## PROBLEM STATEMENT
No images are to be carried over; print all other material exactly as it stands.

## PROVIDED RECORDS

--- Start ---

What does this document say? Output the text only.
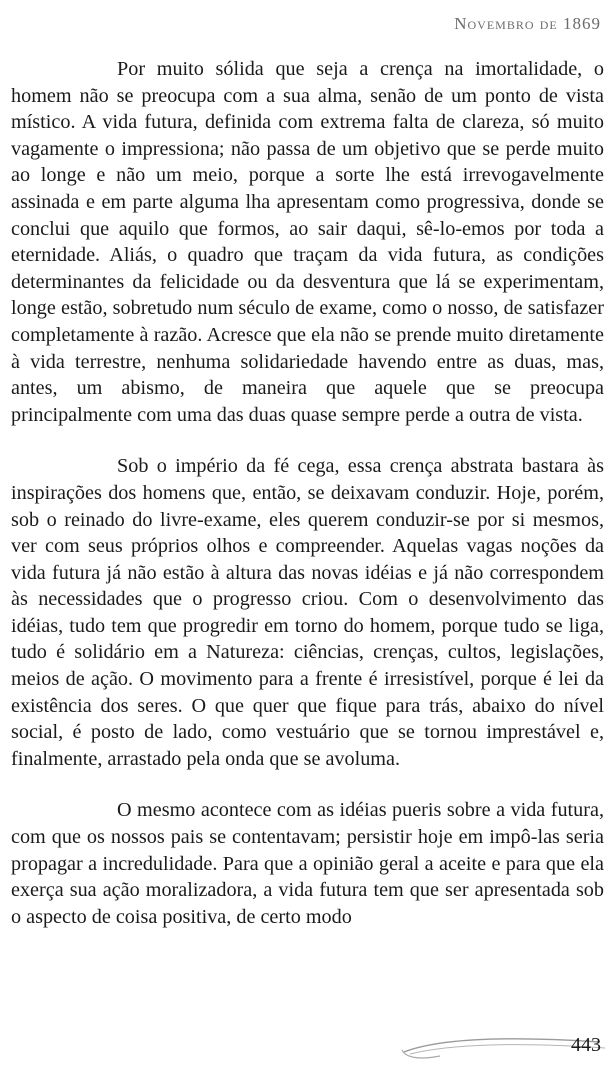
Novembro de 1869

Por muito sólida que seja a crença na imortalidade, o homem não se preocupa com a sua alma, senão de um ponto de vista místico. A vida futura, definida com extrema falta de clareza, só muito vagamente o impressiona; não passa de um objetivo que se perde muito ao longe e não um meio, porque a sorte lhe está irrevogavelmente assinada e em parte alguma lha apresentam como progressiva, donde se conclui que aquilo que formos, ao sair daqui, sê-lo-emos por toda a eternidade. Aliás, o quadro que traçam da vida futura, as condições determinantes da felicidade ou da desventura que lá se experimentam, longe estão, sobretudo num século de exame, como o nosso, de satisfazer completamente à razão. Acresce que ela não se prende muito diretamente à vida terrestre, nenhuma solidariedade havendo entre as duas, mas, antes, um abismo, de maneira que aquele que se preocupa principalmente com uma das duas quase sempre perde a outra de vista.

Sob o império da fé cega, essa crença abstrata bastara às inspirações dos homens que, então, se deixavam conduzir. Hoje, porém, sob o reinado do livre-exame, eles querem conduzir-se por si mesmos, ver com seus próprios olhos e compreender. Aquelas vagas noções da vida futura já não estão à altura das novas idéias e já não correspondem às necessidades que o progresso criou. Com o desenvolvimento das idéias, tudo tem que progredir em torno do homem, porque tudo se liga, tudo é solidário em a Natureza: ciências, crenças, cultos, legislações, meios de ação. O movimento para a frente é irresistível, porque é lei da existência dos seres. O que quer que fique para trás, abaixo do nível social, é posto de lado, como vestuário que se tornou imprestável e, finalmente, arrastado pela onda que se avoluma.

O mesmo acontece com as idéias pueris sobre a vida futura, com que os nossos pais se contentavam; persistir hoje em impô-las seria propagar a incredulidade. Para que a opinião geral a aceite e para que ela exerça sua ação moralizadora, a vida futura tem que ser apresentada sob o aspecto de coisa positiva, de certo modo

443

--- End ---

## RESULT
What does this document say? Output the text only.
Novembro de 1869

Por muito sólida que seja a crença na imortalidade, o homem não se preocupa com a sua alma, senão de um ponto de vista místico. A vida futura, definida com extrema falta de clareza, só muito vagamente o impressiona; não passa de um objetivo que se perde muito ao longe e não um meio, porque a sorte lhe está irrevogavelmente assinada e em parte alguma lha apresentam como progressiva, donde se conclui que aquilo que formos, ao sair daqui, sê-lo-emos por toda a eternidade. Aliás, o quadro que traçam da vida futura, as condições determinantes da felicidade ou da desventura que lá se experimentam, longe estão, sobretudo num século de exame, como o nosso, de satisfazer completamente à razão. Acresce que ela não se prende muito diretamente à vida terrestre, nenhuma solidariedade havendo entre as duas, mas, antes, um abismo, de maneira que aquele que se preocupa principalmente com uma das duas quase sempre perde a outra de vista.

Sob o império da fé cega, essa crença abstrata bastara às inspirações dos homens que, então, se deixavam conduzir. Hoje, porém, sob o reinado do livre-exame, eles querem conduzir-se por si mesmos, ver com seus próprios olhos e compreender. Aquelas vagas noções da vida futura já não estão à altura das novas idéias e já não correspondem às necessidades que o progresso criou. Com o desenvolvimento das idéias, tudo tem que progredir em torno do homem, porque tudo se liga, tudo é solidário em a Natureza: ciências, crenças, cultos, legislações, meios de ação. O movimento para a frente é irresistível, porque é lei da existência dos seres. O que quer que fique para trás, abaixo do nível social, é posto de lado, como vestuário que se tornou imprestável e, finalmente, arrastado pela onda que se avoluma.

O mesmo acontece com as idéias pueris sobre a vida futura, com que os nossos pais se contentavam; persistir hoje em impô-las seria propagar a incredulidade. Para que a opinião geral a aceite e para que ela exerça sua ação moralizadora, a vida futura tem que ser apresentada sob o aspecto de coisa positiva, de certo modo

443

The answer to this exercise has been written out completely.